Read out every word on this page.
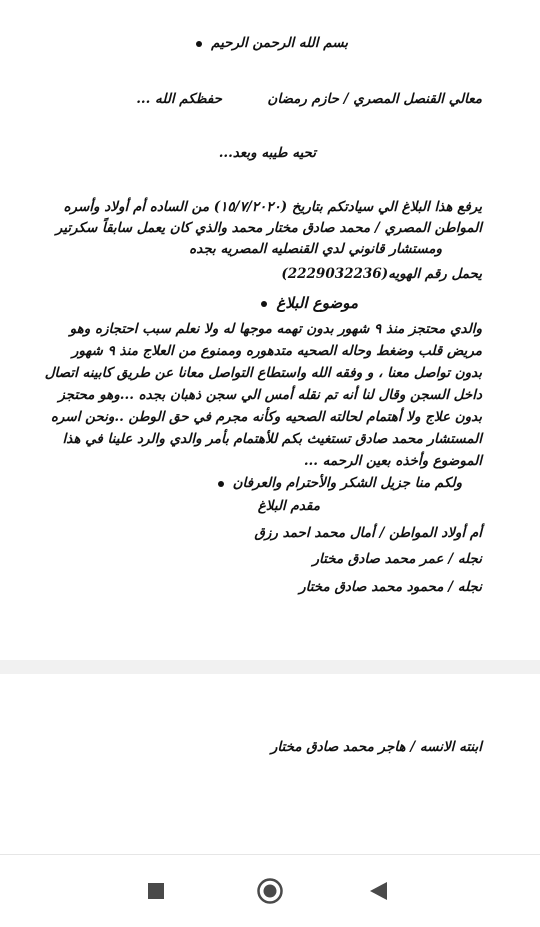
بسم الله الرحمن الرحيم
معالي القنصل المصري / حازم رمضان
حفظكم الله ...
تحيه طيبه وبعد...
يرفع هذا البلاغ الي سيادتكم بتاريخ (١٥/٧/٢٠٢٠) من الساده أم أولاد وأسره
المواطن المصري / محمد صادق مختار محمد والذي كان يعمل سابقاً سكرتير
ومستشار قانوني لدي القنصليه المصريه بجده
يحمل رقم الهويه(2229032236)
موضوع البلاغ
والدي محتجز منذ ٩ شهور بدون تهمه موجها له ولا نعلم سبب احتجازه وهو
مريض قلب وضغط وحاله الصحيه متدهوره وممنوع من العلاج منذ ٩ شهور
بدون تواصل معنا ، و وفقه الله واستطاع التواصل معانا عن طريق كابينه اتصال
داخل السجن وقال لنا أنه تم نقله أمس الي سجن ذهبان بجده ...وهو محتجز
بدون علاج ولا أهتمام لحالته الصحيه وكأنه مجرم في حق الوطن ..ونحن اسره
المستشار محمد صادق تستغيث بكم للأهتمام بأمر والدي والرد علينا في هذا
الموضوع وأخذه بعين الرحمه ...
ولكم منا جزيل الشكر والأحترام والعرفان
مقدم البلاغ
أم أولاد المواطن / أمال محمد احمد رزق
نجله / عمر محمد صادق مختار
نجله / محمود محمد صادق مختار
ابنته الانسه / هاجر محمد صادق مختار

# # # #

■ What you have to do ■
Each record above should be copied character for character, with pictures dropped.

■ Answer to this task ■
Read out every word on this page.
بسم الله الرحمن الرحيم
معالي القنصل المصري / حازم رمضان
حفظكم الله ...
تحيه طيبه وبعد...
يرفع هذا البلاغ الي سيادتكم بتاريخ (١٥/٧/٢٠٢٠) من الساده أم أولاد وأسره
المواطن المصري / محمد صادق مختار محمد والذي كان يعمل سابقاً سكرتير
ومستشار قانوني لدي القنصليه المصريه بجده
يحمل رقم الهويه(2229032236)
موضوع البلاغ
والدي محتجز منذ ٩ شهور بدون تهمه موجها له ولا نعلم سبب احتجازه وهو
مريض قلب وضغط وحاله الصحيه متدهوره وممنوع من العلاج منذ ٩ شهور
بدون تواصل معنا ، و وفقه الله واستطاع التواصل معانا عن طريق كابينه اتصال
داخل السجن وقال لنا أنه تم نقله أمس الي سجن ذهبان بجده ...وهو محتجز
بدون علاج ولا أهتمام لحالته الصحيه وكأنه مجرم في حق الوطن ..ونحن اسره
المستشار محمد صادق تستغيث بكم للأهتمام بأمر والدي والرد علينا في هذا
الموضوع وأخذه بعين الرحمه ...
ولكم منا جزيل الشكر والأحترام والعرفان
مقدم البلاغ
أم أولاد المواطن / أمال محمد احمد رزق
نجله / عمر محمد صادق مختار
نجله / محمود محمد صادق مختار
ابنته الانسه / هاجر محمد صادق مختار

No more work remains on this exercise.